• Requirements
Can you return every line of the items below word for word, leaving the pictures out?

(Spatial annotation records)

_ _ _ _

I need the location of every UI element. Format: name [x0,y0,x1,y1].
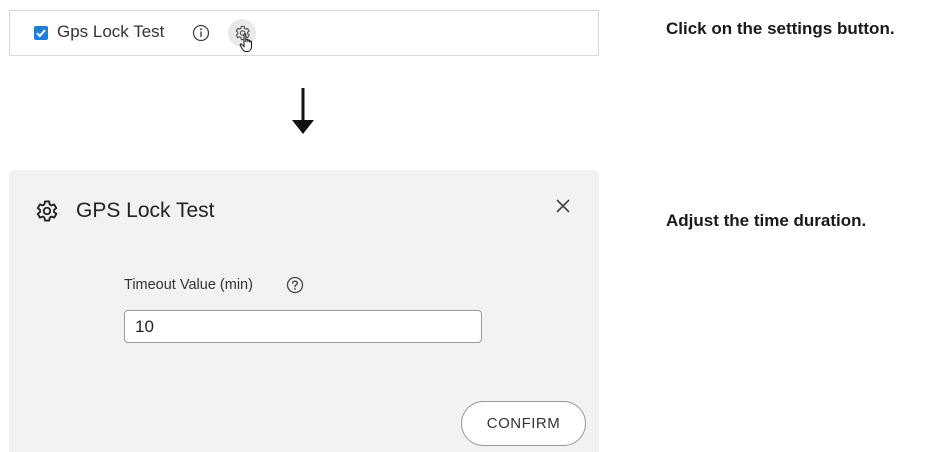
timeout-input[interactable] [124,310,482,343]
close-icon[interactable] [555,198,571,214]
test-row: Gps Lock Test [9,10,599,56]
gear-icon [36,200,58,222]
test-checkbox[interactable] [34,26,48,40]
settings-dialog: GPS Lock Test Timeout Value (min) CONFIR… [9,170,599,452]
info-icon[interactable] [192,24,210,42]
test-label: Gps Lock Test [57,22,165,41]
check-icon [36,29,46,38]
timeout-label: Timeout Value (min) [124,277,253,293]
question-circle-icon[interactable] [286,276,304,294]
hand-pointer-icon [239,33,252,52]
down-arrow-icon [292,88,314,134]
instruction-step-2: Adjust the time duration. [666,211,867,230]
confirm-button[interactable]: CONFIRM [461,401,586,446]
dialog-title: GPS Lock Test [76,199,215,222]
instruction-step-1: Click on the settings button. [666,19,895,38]
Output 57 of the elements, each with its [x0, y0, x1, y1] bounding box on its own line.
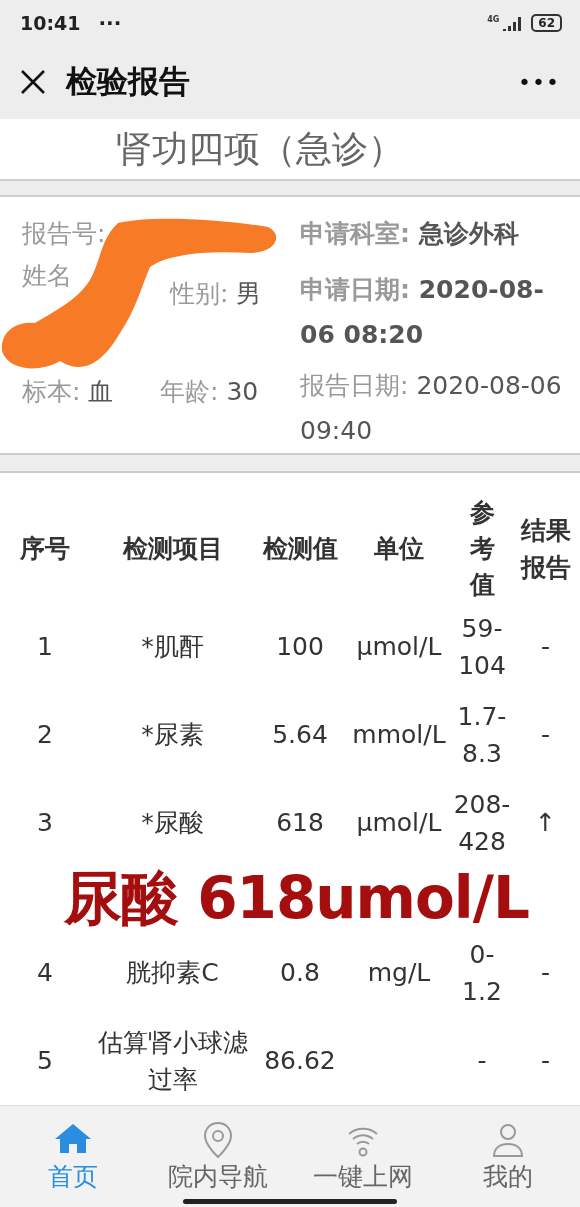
page-title: 检验报告: [66, 62, 191, 102]
network-type: 4G: [487, 15, 500, 24]
table-cell-text: -: [540, 1045, 551, 1078]
column-header: 序号: [19, 533, 71, 566]
column-header: 参考值: [468, 496, 496, 601]
request-date-field: 申请日期: 2020-08-06 08:20: [300, 266, 580, 357]
table-cell-text: -: [540, 631, 551, 664]
column-header: 检测值: [261, 533, 339, 566]
report-number-label: 报告号:: [22, 217, 107, 250]
more-button[interactable]: •••: [518, 69, 560, 95]
gender-field: 性别: 男: [170, 272, 262, 315]
nav-tab[interactable]: 我的: [435, 1105, 580, 1207]
table-cell-text: *肌酐: [140, 631, 205, 664]
table-cell-text: 59-104: [457, 612, 507, 682]
table-cell-text: -: [540, 719, 551, 752]
table-cell-text: μmol/L: [355, 807, 443, 840]
table-cell-text: mmol/L: [351, 719, 447, 752]
table-cell-text: 1.7-8.3: [456, 700, 508, 770]
table-cell-text: 2: [36, 719, 54, 752]
table-cell-text: 3: [36, 807, 54, 840]
report-date-field: 报告日期: 2020-08-06 09:40: [300, 362, 580, 453]
name-label: 姓名: [22, 259, 73, 292]
table-cell-text: 0.8: [279, 957, 321, 990]
table-cell-text: -: [540, 957, 551, 990]
table-cell-text: 4: [36, 957, 54, 990]
table-cell-text: 1: [36, 631, 54, 664]
table-cell-text: *尿酸: [140, 807, 205, 840]
table-cell-text: 胱抑素C: [125, 957, 220, 990]
table-cell-text: 估算肾小球滤过率: [96, 1026, 249, 1096]
clock-time: 10:41: [20, 11, 81, 34]
table-cell-text: 100: [275, 631, 325, 664]
table-cell-text: 5.64: [271, 719, 329, 752]
table-cell-text: 0-1.2: [461, 938, 503, 1008]
signal-icon: [501, 14, 524, 31]
report-title: 肾功四项（急诊）: [115, 126, 405, 171]
table-cell-text: *尿素: [140, 719, 205, 752]
close-icon[interactable]: [20, 69, 46, 96]
table-cell-text: 86.62: [263, 1045, 337, 1078]
age-field: 年龄: 30: [160, 356, 300, 427]
table-cell-text: 618: [275, 807, 325, 840]
table-cell-text: 208-428: [453, 788, 511, 858]
battery-level: 62: [531, 13, 562, 32]
table-cell-text: μmol/L: [355, 631, 443, 664]
annotation-text: 尿酸 618umol/L: [64, 866, 529, 929]
nav-tab[interactable]: 首页: [0, 1105, 145, 1207]
nav-tab[interactable]: 一键上网: [290, 1105, 435, 1207]
table-cell-text: mg/L: [366, 957, 432, 990]
notification-more: ···: [98, 10, 122, 35]
department-field: 申请科室: 急诊外科: [300, 212, 580, 255]
table-cell-text: ↑: [534, 807, 557, 840]
table-cell-text: 5: [36, 1045, 54, 1078]
specimen-field: 标本: 血: [22, 356, 160, 427]
column-header: 结果报告: [519, 514, 572, 584]
nav-tab[interactable]: 院内导航: [145, 1105, 290, 1207]
column-header: 检测项目: [121, 533, 224, 566]
column-header: 单位: [373, 533, 425, 566]
table-cell-text: -: [476, 1045, 488, 1078]
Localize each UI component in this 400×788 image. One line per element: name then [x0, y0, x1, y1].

_ _ _ _

• Result below
I need the location of every UI element. Format: name [x0,y0,x1,y1].
timeout-input[interactable] [124,310,482,343]
close-icon[interactable] [555,198,571,214]
test-row: Gps Lock Test [9,10,599,56]
gear-icon [36,200,58,222]
test-checkbox[interactable] [34,26,48,40]
settings-dialog: GPS Lock Test Timeout Value (min) CONFIR… [9,170,599,452]
info-icon[interactable] [192,24,210,42]
test-label: Gps Lock Test [57,22,165,41]
check-icon [36,29,46,38]
timeout-label: Timeout Value (min) [124,277,253,293]
question-circle-icon[interactable] [286,276,304,294]
hand-pointer-icon [239,33,252,52]
down-arrow-icon [292,88,314,134]
instruction-step-2: Adjust the time duration. [666,211,867,230]
confirm-button[interactable]: CONFIRM [461,401,586,446]
dialog-title: GPS Lock Test [76,199,215,222]
instruction-step-1: Click on the settings button. [666,19,895,38]
Output 57 of the elements, each with its [x0, y0, x1, y1] bounding box on its own line.
page-title: 检验报告: [66, 62, 191, 102]
network-type: 4G: [487, 15, 500, 24]
table-cell-text: -: [540, 1045, 551, 1078]
column-header: 序号: [19, 533, 71, 566]
column-header: 参考值: [468, 496, 496, 601]
request-date-field: 申请日期: 2020-08-06 08:20: [300, 266, 580, 357]
table-cell-text: -: [540, 631, 551, 664]
column-header: 检测值: [261, 533, 339, 566]
report-number-label: 报告号:: [22, 217, 107, 250]
more-button[interactable]: •••: [518, 69, 560, 95]
gender-field: 性别: 男: [170, 272, 262, 315]
nav-tab[interactable]: 我的: [435, 1105, 580, 1207]
table-cell-text: *肌酐: [140, 631, 205, 664]
table-cell-text: 59-104: [457, 612, 507, 682]
table-cell-text: -: [540, 719, 551, 752]
table-cell-text: μmol/L: [355, 807, 443, 840]
table-cell-text: mmol/L: [351, 719, 447, 752]
table-cell-text: 1.7-8.3: [456, 700, 508, 770]
table-cell-text: 2: [36, 719, 54, 752]
table-cell-text: 3: [36, 807, 54, 840]
report-date-field: 报告日期: 2020-08-06 09:40: [300, 362, 580, 453]
name-label: 姓名: [22, 259, 73, 292]
table-cell-text: 0.8: [279, 957, 321, 990]
table-cell-text: -: [540, 957, 551, 990]
table-cell-text: 4: [36, 957, 54, 990]
table-cell-text: 1: [36, 631, 54, 664]
table-cell-text: *尿酸: [140, 807, 205, 840]
table-cell-text: 胱抑素C: [125, 957, 220, 990]
table-cell-text: 估算肾小球滤过率: [96, 1026, 249, 1096]
clock-time: 10:41: [20, 11, 81, 34]
table-cell-text: 100: [275, 631, 325, 664]
table-cell-text: 5.64: [271, 719, 329, 752]
table-cell-text: 0-1.2: [461, 938, 503, 1008]
signal-icon: [501, 14, 524, 31]
report-title: 肾功四项（急诊）: [115, 126, 405, 171]
table-cell-text: *尿素: [140, 719, 205, 752]
close-icon[interactable]: [20, 69, 46, 96]
table-cell-text: 86.62: [263, 1045, 337, 1078]
age-field: 年龄: 30: [160, 356, 300, 427]
table-cell-text: 618: [275, 807, 325, 840]
table-cell-text: 208-428: [453, 788, 511, 858]
battery-level: 62: [531, 13, 562, 32]
table-cell-text: μmol/L: [355, 631, 443, 664]
annotation-text: 尿酸 618umol/L: [64, 866, 529, 929]
nav-tab[interactable]: 首页: [0, 1105, 145, 1207]
nav-tab[interactable]: 一键上网: [290, 1105, 435, 1207]
table-cell-text: mg/L: [366, 957, 432, 990]
notification-more: ···: [98, 10, 122, 35]
department-field: 申请科室: 急诊外科: [300, 212, 580, 255]
table-cell-text: ↑: [534, 807, 557, 840]
table-cell-text: 5: [36, 1045, 54, 1078]
specimen-field: 标本: 血: [22, 356, 160, 427]
column-header: 结果报告: [519, 514, 572, 584]
nav-tab[interactable]: 院内导航: [145, 1105, 290, 1207]
column-header: 检测项目: [121, 533, 224, 566]
column-header: 单位: [373, 533, 425, 566]
table-cell-text: -: [476, 1045, 488, 1078]
Localize each UI component in this 400×788 image. One line per element: name then [x0, y0, x1, y1].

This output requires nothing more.